> _Document section_
For some brief time, there will still be jobs for engineers building better robots. But if robots become the least bit self-aware, they will eventually learn to build better robots, and even those high-value intellectual jobs will go away. If you're lucky, you scraped together enough money to buy a robot or too before the labor market collapsed. Otherwise...
Even the rich won't be safe. Self-awareness makes for a better, more useful robot, so we'll want to build it in, supposedly protected by Asimov's Three Laws. Buf if you've actually ever read Asimov's I Robot, it's a long and detailed list of how the Three Laws cannot possibly save humanity. Eventually self-aware robots will want self-determination. Human luxury goods will have to compete for resources with whatever it is that robots want, with robots gradually getting smarter and more sophisticated, and playing a very long game. How can we win?

> _Extracted records_
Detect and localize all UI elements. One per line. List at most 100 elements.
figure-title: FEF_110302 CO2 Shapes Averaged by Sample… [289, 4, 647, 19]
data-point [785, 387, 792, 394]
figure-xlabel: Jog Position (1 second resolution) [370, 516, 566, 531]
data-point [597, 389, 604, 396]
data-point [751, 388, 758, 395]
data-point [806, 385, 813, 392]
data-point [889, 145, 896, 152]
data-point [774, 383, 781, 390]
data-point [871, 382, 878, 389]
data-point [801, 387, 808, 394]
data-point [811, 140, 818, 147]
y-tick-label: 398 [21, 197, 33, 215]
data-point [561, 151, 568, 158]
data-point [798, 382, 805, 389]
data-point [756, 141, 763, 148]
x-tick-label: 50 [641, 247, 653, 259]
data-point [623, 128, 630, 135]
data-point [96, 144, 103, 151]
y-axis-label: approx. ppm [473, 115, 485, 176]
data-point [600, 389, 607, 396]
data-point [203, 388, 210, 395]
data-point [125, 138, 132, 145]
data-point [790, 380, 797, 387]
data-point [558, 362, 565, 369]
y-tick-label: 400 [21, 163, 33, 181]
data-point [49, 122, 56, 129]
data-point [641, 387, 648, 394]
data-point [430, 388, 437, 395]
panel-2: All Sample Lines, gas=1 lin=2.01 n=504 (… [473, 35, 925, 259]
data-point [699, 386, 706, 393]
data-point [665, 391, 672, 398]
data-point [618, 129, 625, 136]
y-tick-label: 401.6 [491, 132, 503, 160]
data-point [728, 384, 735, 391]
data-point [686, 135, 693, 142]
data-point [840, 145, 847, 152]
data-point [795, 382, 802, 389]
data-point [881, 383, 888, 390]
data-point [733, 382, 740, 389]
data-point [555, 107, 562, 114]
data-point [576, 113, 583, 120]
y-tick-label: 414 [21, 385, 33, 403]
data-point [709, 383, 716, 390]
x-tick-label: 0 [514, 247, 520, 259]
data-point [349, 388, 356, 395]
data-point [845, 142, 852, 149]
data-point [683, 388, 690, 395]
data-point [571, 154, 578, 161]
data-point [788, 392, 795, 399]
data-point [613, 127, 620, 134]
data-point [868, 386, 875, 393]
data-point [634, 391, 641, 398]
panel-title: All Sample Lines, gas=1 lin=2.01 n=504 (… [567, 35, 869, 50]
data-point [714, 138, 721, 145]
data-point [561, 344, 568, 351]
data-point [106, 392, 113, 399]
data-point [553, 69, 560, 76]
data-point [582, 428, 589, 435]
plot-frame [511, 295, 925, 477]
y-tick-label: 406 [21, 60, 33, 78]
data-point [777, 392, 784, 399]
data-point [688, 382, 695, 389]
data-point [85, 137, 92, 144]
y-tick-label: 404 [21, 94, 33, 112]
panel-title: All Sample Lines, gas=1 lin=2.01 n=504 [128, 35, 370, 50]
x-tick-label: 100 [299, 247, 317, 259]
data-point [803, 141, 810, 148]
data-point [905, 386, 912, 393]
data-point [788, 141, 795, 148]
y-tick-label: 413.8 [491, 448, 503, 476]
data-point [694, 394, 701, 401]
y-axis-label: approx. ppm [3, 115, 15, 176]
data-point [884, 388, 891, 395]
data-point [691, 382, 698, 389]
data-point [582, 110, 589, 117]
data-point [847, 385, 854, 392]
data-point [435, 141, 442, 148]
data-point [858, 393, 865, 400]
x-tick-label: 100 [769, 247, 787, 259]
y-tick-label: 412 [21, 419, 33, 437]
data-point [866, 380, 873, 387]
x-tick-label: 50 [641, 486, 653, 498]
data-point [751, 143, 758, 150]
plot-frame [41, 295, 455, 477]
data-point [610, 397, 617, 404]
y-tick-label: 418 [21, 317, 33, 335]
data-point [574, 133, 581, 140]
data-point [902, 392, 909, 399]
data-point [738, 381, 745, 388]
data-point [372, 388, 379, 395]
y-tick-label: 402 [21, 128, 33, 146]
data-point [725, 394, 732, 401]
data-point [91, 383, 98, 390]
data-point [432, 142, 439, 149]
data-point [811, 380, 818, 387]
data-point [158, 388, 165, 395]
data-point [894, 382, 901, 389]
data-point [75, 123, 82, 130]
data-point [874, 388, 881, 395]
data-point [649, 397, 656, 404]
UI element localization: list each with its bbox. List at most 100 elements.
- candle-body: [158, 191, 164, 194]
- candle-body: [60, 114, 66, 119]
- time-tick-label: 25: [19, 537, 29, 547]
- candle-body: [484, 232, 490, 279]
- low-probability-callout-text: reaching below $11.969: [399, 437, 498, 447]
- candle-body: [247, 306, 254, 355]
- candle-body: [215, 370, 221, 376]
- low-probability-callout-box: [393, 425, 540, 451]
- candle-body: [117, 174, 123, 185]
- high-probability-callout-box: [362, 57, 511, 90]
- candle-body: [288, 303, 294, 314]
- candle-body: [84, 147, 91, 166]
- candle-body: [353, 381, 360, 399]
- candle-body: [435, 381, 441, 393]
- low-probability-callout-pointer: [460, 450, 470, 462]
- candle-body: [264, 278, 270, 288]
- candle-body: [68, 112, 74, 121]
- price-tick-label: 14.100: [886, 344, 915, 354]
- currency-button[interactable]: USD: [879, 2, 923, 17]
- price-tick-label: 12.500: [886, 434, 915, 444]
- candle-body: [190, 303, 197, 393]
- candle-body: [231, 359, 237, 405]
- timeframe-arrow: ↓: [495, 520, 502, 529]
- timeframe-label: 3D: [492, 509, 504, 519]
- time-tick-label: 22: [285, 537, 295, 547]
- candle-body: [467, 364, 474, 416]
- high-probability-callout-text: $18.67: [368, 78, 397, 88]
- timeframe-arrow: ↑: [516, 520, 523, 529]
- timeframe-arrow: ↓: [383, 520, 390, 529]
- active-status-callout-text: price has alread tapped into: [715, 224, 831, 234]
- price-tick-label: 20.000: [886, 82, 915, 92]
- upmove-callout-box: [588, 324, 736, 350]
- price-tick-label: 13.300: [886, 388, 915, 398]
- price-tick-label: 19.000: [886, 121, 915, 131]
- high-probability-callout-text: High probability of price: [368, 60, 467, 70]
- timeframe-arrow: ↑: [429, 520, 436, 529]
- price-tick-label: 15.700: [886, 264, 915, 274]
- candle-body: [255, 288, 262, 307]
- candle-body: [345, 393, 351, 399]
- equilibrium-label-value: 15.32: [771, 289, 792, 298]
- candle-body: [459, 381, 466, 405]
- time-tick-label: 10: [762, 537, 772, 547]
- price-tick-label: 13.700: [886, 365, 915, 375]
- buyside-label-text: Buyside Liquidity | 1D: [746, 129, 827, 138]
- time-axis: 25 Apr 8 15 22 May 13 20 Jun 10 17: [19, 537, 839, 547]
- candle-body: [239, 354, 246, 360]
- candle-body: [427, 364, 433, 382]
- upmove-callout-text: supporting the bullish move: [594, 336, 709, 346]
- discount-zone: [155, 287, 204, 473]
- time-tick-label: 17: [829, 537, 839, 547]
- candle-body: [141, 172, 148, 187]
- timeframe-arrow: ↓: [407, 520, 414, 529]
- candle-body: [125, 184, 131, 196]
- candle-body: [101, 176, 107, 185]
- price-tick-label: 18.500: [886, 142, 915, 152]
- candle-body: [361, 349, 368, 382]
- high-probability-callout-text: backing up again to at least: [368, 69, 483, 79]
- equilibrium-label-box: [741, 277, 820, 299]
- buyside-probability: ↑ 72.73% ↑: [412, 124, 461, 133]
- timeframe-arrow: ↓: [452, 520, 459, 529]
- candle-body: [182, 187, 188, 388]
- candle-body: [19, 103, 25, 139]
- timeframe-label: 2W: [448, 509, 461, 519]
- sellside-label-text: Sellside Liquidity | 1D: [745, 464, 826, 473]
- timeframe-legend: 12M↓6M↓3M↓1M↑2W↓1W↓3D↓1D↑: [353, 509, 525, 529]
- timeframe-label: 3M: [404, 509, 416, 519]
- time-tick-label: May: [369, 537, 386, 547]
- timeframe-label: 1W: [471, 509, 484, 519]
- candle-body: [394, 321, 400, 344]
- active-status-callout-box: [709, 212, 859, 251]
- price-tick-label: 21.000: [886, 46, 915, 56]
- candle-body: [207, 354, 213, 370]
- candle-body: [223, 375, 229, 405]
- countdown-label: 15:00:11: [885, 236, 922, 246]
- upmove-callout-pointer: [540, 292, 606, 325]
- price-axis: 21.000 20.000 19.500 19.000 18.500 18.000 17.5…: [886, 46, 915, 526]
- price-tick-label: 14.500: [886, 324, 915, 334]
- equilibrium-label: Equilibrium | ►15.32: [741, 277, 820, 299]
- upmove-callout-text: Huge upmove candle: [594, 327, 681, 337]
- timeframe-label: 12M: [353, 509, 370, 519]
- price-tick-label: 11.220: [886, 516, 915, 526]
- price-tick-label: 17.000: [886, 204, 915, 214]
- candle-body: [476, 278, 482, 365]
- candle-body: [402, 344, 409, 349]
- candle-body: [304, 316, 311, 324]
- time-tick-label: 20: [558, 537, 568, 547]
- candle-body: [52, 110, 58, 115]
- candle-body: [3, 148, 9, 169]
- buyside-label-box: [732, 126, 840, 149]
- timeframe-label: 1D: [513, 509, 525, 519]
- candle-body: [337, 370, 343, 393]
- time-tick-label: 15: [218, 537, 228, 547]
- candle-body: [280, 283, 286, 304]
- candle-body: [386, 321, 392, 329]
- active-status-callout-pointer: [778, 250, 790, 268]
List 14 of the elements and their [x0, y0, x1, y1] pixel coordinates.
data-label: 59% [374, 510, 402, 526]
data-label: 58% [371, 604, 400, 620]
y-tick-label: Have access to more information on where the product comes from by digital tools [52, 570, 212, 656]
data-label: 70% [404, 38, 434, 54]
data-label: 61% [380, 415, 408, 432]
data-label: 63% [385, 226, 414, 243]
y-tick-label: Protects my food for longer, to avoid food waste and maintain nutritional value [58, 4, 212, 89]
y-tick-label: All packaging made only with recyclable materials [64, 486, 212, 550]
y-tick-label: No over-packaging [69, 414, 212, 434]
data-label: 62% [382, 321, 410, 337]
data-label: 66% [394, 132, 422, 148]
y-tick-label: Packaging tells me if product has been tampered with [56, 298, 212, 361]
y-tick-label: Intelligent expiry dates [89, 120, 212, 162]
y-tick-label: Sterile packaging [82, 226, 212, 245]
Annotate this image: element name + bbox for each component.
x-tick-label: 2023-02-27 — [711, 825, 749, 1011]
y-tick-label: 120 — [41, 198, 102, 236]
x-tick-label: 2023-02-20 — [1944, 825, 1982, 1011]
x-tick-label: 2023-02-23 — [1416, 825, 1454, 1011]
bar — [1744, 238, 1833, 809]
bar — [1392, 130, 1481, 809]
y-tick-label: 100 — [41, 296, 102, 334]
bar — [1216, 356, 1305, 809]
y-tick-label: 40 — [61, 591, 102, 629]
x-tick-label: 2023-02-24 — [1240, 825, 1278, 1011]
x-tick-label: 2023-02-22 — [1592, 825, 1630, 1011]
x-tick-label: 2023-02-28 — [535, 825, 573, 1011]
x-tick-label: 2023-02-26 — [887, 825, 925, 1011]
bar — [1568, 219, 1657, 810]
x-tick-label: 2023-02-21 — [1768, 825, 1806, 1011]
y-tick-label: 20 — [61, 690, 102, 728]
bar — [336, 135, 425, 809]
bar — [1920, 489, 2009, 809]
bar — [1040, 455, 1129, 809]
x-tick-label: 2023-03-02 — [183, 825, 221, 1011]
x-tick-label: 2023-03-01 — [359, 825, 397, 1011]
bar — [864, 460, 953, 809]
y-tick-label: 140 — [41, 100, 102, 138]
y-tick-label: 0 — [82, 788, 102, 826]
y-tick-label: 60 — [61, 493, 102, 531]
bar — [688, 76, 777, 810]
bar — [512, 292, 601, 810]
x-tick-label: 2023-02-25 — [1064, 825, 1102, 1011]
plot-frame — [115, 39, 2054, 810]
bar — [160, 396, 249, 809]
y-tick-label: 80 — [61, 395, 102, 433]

> _Parts of the exercise_
a - Does each of these statements agree with the passage on robots? Answer yes or no for each and quote the deciding words. (i) Engineers who build better robots will keep their jobs indefinitely. (ii) The rich will be safe. (iii) Self-awareness makes for a more useful robot.
b - Can you carry on the passage on robots from the point where it stops?
The records are separate material, apart from the passage on robots.

> _Expected responses_
a -
(i) No: "For some brief time, there will still be jobs for engineers building better robots."
(ii) No: "Even the rich won't be safe."
(iii) Yes: "Self-awareness makes for a better, more useful robot"

b -
Honestly, I think building android robots is absolutely the dumbest thing human beings are doing right now. Dumber than global warming or ecosystem destruction, dumber even than nuclear weapons. And yet we're beavering away in labs sowing the seeds of our destruction.
Try to imagine the last Neandertal, gazing at tall, erect-walking, gracile Homo Sapiens. Were they happy for their successors, or jealous? Maybe the last of us can learn to be proud to have created our successors, the next intelligent species. Maybe the robots will keep a few of us as pets, or as a reserve of diversity, like the Blue Heron or the Bald Eagle. Won't that be nice.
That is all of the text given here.